* BEGIN *
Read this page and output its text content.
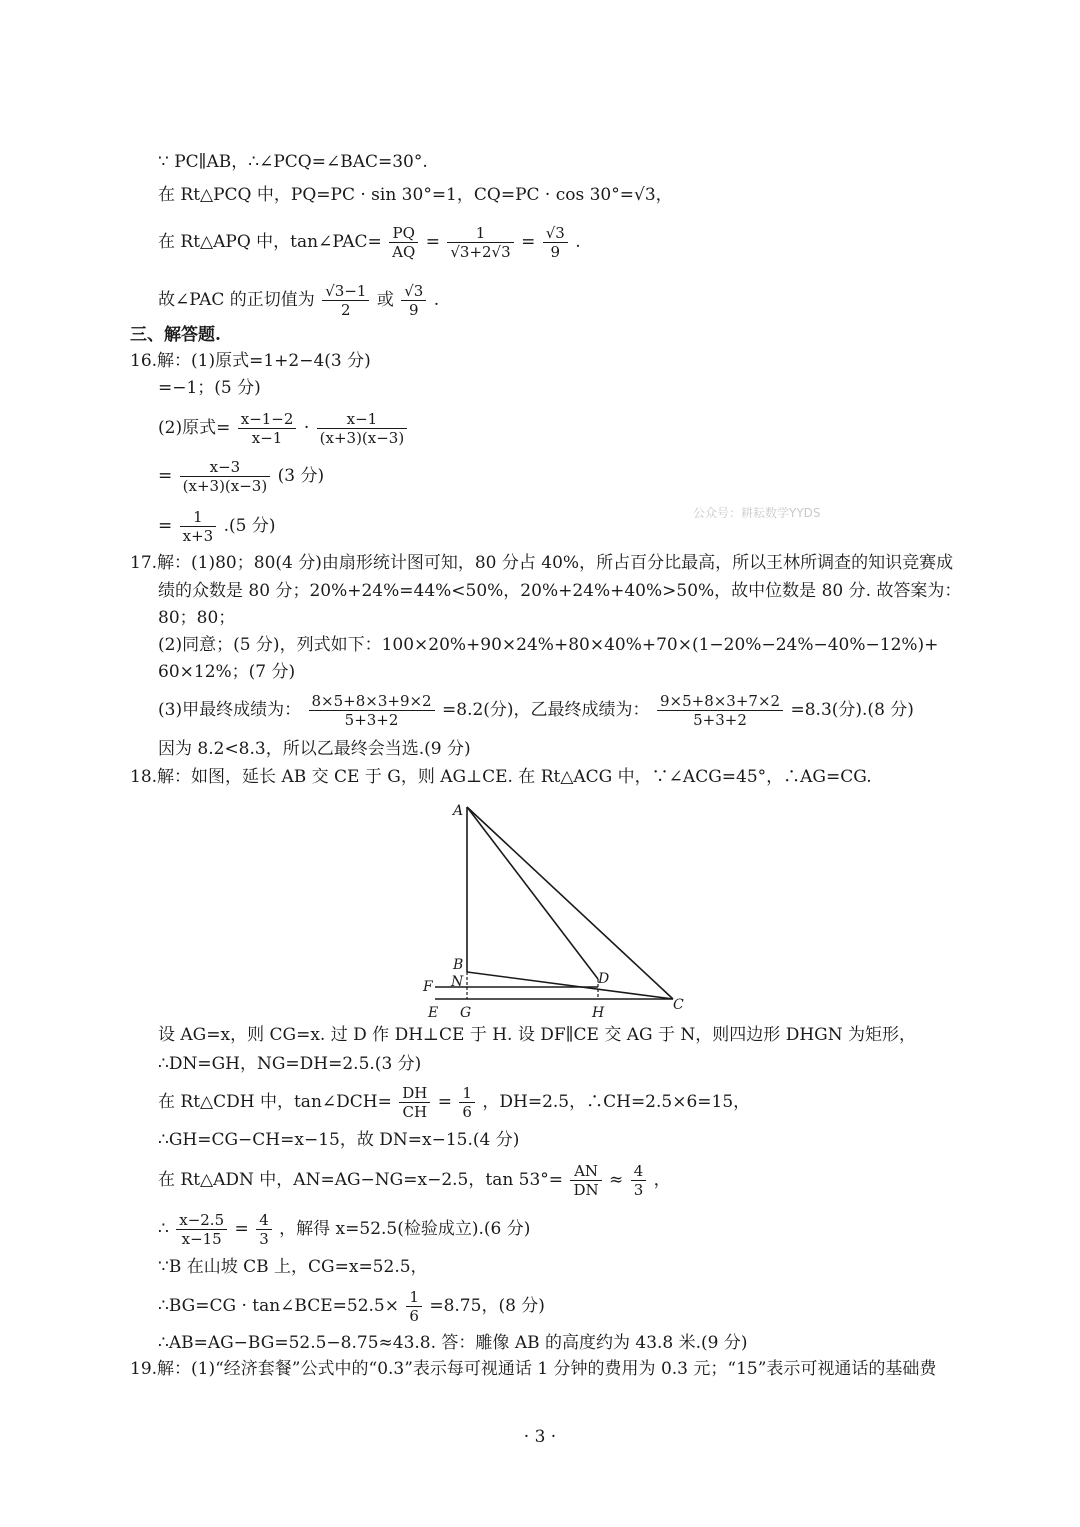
∵ PC∥AB，∴∠PCQ=∠BAC=30°.
在 Rt△PCQ 中，PQ=PC · sin 30°=1，CQ=PC · cos 30°=√3，
在 Rt△APQ 中，tan∠PAC= $\frac{PQ}{AQ} = \frac{1}{√3+2√3} = \frac{√3}{9}$ .
故∠PAC 的正切值为 $\frac{√3-1}{2}$ 或 $\frac{√3}{9}$ .
三、解答题.
16.解：(1)原式=1+2−4(3 分)
=−1；(5 分)
(2)原式= $\frac{x-1-2}{x-1} \cdot \frac{x-1}{(x+3)(x-3)}$
= $\frac{x-3}{(x+3)(x-3)} (3$ 分)
= $\frac{1}{x+3} .(5$ 分)
公众号：耕耘数学YYDS
17.解：(1)80；80(4 分)由扇形统计图可知，80 分占 40%，所占百分比最高，所以王林所调查的知识竞赛成
绩的众数是 80 分；20%+24%=44%<50%，20%+24%+40%>50%，故中位数是 80 分. 故答案为：
80；80；
(2)同意；(5 分)，列式如下：100×20%+90×24%+80×40%+70×(1−20%−24%−40%−12%)+
60×12%；(7 分)
(3)甲最终成绩为： $\frac{8\times 5+8\times 3+9\times 2}{5+3+2} =8.2$(分)，乙最终成绩为： $\frac{9\times 5+8\times 3+7\times 2}{5+3+2} =8.3$(分).(8 分)
因为 8.2<8.3，所以乙最终会当选.(9 分)
18.解：如图，延长 AB 交 CE 于 G，则 AG⊥CE. 在 Rt△ACG 中，∵∠ACG=45°，∴AG=CG.
A
B
N
F	D
E G	H	C
设 AG=x，则 CG=x. 过 D 作 DH⊥CE 于 H. 设 DF∥CE 交 AG 于 N，则四边形 DHGN 为矩形，
∴DN=GH，NG=DH=2.5.(3 分)
在 Rt△CDH 中，tan∠DCH= $\frac{DH}{CH} = \frac{1}{6}$ ，DH=2.5，∴CH=2.5×6=15，
∴GH=CG−CH=x−15，故 DN=x−15.(4 分)
在 Rt△ADN 中，AN=AG−NG=x−2.5，$\tan 53^\circ= \frac{AN}{DN} \approx \frac{4}{3}$ ，
∴ $\frac{x-2.5}{x-15} = \frac{4}{3}$ ，解得 x=52.5(检验成立).(6 分)
∵B 在山坡 CB 上，CG=x=52.5，
∴BG=CG · tan∠BCE=52.5× $\frac{1}{6} =8.75$，(8 分)
∴AB=AG−BG=52.5−8.75≈43.8. 答：雕像 AB 的高度约为 43.8 米.(9 分)
19.解：(1)“经济套餐”公式中的“0.3”表示每可视通话 1 分钟的费用为 0.3 元；“15”表示可视通话的基础费
· 3 ·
* END *
WHAT THE EXERCISE ASKS :: Transcribe the material as is, with images omitted.

ANSWER FOR THE TASK ::
Read this page and output its text content.
∵ PC∥AB，∴∠PCQ=∠BAC=30°.
在 Rt△PCQ 中，PQ=PC · sin 30°=1，CQ=PC · cos 30°=√3，
在 Rt△APQ 中，tan∠PAC= $\frac{PQ}{AQ} = \frac{1}{√3+2√3} = \frac{√3}{9}$ .
故∠PAC 的正切值为 $\frac{√3-1}{2}$ 或 $\frac{√3}{9}$ .
三、解答题.
16.解：(1)原式=1+2−4(3 分)
=−1；(5 分)
(2)原式= $\frac{x-1-2}{x-1} \cdot \frac{x-1}{(x+3)(x-3)}$
= $\frac{x-3}{(x+3)(x-3)} (3$ 分)
= $\frac{1}{x+3} .(5$ 分)
公众号：耕耘数学YYDS
17.解：(1)80；80(4 分)由扇形统计图可知，80 分占 40%，所占百分比最高，所以王林所调查的知识竞赛成
绩的众数是 80 分；20%+24%=44%<50%，20%+24%+40%>50%，故中位数是 80 分. 故答案为：
80；80；
(2)同意；(5 分)，列式如下：100×20%+90×24%+80×40%+70×(1−20%−24%−40%−12%)+
60×12%；(7 分)
(3)甲最终成绩为： $\frac{8\times 5+8\times 3+9\times 2}{5+3+2} =8.2$(分)，乙最终成绩为： $\frac{9\times 5+8\times 3+7\times 2}{5+3+2} =8.3$(分).(8 分)
因为 8.2<8.3，所以乙最终会当选.(9 分)
18.解：如图，延长 AB 交 CE 于 G，则 AG⊥CE. 在 Rt△ACG 中，∵∠ACG=45°，∴AG=CG.
A
B
N
F	D
E G	H	C
设 AG=x，则 CG=x. 过 D 作 DH⊥CE 于 H. 设 DF∥CE 交 AG 于 N，则四边形 DHGN 为矩形，
∴DN=GH，NG=DH=2.5.(3 分)
在 Rt△CDH 中，tan∠DCH= $\frac{DH}{CH} = \frac{1}{6}$ ，DH=2.5，∴CH=2.5×6=15，
∴GH=CG−CH=x−15，故 DN=x−15.(4 分)
在 Rt△ADN 中，AN=AG−NG=x−2.5，$\tan 53^\circ= \frac{AN}{DN} \approx \frac{4}{3}$ ，
∴ $\frac{x-2.5}{x-15} = \frac{4}{3}$ ，解得 x=52.5(检验成立).(6 分)
∵B 在山坡 CB 上，CG=x=52.5，
∴BG=CG · tan∠BCE=52.5× $\frac{1}{6} =8.75$，(8 分)
∴AB=AG−BG=52.5−8.75≈43.8. 答：雕像 AB 的高度约为 43.8 米.(9 分)
19.解：(1)“经济套餐”公式中的“0.3”表示每可视通话 1 分钟的费用为 0.3 元；“15”表示可视通话的基础费
· 3 ·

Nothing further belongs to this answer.